CHALLENGE: Report all lines holding "yields".

(Dataset entries on figures)

┌────────

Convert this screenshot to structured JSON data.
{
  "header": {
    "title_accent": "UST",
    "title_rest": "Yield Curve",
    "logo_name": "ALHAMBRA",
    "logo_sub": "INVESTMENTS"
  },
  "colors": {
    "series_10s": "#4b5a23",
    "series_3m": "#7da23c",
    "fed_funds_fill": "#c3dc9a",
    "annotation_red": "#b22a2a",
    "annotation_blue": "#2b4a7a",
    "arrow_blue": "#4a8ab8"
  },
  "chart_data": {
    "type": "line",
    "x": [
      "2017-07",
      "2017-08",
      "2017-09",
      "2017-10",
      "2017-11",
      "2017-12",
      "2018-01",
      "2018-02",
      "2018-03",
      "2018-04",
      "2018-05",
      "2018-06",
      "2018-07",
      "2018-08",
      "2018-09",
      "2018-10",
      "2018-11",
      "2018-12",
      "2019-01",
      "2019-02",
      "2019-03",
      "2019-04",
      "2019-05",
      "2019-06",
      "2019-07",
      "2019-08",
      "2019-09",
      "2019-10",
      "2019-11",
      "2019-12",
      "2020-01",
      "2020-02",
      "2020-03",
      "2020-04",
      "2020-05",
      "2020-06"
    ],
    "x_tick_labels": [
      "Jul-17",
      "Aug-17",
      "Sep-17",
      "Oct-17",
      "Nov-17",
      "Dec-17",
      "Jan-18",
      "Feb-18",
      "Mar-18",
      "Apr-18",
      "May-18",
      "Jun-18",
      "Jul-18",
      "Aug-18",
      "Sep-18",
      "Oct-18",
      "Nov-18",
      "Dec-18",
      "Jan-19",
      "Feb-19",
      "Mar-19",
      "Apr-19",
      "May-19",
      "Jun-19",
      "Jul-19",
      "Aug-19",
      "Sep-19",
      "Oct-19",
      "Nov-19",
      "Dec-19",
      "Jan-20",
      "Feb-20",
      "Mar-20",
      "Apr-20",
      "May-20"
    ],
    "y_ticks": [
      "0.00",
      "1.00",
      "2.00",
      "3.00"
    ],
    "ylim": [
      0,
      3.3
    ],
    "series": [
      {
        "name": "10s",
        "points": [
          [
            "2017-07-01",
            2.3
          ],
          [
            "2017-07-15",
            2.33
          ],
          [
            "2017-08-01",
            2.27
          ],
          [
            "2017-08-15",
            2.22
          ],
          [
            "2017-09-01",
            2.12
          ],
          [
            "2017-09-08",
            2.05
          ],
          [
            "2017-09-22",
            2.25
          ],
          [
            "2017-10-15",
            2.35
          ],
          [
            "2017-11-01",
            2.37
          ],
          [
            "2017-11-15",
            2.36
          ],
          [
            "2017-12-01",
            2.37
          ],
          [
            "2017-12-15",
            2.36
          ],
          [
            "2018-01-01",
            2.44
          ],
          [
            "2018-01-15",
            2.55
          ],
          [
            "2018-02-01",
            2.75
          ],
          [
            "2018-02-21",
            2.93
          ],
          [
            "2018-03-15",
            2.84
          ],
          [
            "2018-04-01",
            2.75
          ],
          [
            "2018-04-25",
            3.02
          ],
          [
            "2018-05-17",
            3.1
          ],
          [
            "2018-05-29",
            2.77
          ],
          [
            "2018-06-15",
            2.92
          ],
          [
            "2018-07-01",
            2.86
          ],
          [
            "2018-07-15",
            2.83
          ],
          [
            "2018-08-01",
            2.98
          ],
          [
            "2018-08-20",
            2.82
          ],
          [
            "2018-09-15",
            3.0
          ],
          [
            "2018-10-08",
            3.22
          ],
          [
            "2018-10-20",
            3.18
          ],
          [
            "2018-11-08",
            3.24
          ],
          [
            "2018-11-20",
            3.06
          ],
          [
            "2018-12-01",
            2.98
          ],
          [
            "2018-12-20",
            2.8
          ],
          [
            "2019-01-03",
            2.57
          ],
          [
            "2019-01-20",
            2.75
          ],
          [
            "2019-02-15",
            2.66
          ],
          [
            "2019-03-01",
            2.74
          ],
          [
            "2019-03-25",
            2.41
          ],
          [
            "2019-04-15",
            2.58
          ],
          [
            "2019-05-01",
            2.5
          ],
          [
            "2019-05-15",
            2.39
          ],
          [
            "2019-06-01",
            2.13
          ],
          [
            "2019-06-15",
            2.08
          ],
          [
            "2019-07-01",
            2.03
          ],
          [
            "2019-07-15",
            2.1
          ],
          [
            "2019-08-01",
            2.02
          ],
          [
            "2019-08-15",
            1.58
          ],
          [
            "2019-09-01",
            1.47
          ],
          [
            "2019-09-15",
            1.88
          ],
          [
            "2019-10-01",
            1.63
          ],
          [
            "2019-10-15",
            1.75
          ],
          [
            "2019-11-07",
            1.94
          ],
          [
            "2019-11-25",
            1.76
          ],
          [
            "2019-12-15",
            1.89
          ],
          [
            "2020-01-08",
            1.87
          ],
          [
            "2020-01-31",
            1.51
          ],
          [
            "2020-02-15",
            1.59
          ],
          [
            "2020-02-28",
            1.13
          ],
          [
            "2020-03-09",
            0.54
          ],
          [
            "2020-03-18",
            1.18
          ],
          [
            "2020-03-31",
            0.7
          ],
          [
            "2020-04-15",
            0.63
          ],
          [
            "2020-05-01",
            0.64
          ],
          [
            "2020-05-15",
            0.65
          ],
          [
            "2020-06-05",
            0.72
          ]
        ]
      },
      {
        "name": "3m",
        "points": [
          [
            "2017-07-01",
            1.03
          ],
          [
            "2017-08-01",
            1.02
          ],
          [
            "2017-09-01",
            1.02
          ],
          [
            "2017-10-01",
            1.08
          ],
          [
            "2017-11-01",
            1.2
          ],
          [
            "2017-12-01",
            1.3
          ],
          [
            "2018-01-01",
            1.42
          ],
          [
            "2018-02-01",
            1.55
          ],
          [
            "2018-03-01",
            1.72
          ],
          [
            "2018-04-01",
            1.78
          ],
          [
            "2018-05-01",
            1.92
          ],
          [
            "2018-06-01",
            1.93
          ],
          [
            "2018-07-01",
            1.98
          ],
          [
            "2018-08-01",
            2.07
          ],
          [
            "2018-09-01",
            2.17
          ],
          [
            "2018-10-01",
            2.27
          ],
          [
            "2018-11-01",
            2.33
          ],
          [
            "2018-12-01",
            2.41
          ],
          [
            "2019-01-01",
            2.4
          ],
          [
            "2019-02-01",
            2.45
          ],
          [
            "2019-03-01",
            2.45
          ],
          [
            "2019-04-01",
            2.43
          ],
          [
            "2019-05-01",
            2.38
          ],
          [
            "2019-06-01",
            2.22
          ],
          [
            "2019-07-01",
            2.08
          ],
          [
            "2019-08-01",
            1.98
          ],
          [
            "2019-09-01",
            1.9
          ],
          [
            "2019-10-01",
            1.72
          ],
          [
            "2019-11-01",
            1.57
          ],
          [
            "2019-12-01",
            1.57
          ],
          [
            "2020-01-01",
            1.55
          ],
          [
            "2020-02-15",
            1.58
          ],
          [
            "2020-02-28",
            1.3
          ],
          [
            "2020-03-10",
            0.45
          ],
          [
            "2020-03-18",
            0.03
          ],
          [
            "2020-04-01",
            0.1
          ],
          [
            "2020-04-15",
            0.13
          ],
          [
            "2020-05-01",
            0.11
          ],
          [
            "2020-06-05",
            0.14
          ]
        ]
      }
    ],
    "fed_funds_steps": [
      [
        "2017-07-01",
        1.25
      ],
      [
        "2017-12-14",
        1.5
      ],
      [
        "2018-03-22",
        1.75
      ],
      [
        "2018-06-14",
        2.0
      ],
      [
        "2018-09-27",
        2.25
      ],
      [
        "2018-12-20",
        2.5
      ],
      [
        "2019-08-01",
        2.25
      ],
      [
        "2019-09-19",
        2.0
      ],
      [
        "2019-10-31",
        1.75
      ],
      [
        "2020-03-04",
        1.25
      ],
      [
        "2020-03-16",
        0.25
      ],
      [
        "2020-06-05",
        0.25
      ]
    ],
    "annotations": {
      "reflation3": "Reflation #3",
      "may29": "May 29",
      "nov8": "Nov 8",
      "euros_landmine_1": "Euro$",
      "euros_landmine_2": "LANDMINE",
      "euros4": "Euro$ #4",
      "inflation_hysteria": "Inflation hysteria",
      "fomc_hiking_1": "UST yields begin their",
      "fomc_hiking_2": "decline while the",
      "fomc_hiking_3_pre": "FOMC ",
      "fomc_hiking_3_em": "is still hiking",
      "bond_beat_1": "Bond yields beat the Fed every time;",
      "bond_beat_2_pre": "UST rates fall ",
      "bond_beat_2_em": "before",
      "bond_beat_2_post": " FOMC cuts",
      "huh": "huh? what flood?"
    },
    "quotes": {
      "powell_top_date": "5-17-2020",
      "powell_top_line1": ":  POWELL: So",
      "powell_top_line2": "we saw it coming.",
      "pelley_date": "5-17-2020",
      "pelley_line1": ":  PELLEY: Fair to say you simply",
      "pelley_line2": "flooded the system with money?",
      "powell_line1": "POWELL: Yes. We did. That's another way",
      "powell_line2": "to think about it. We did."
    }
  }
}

└────────

SOLUTION BELOW:
      "fomc_hiking_1": "UST yields begin their",
      "bond_beat_1": "Bond yields beat the Fed every time;",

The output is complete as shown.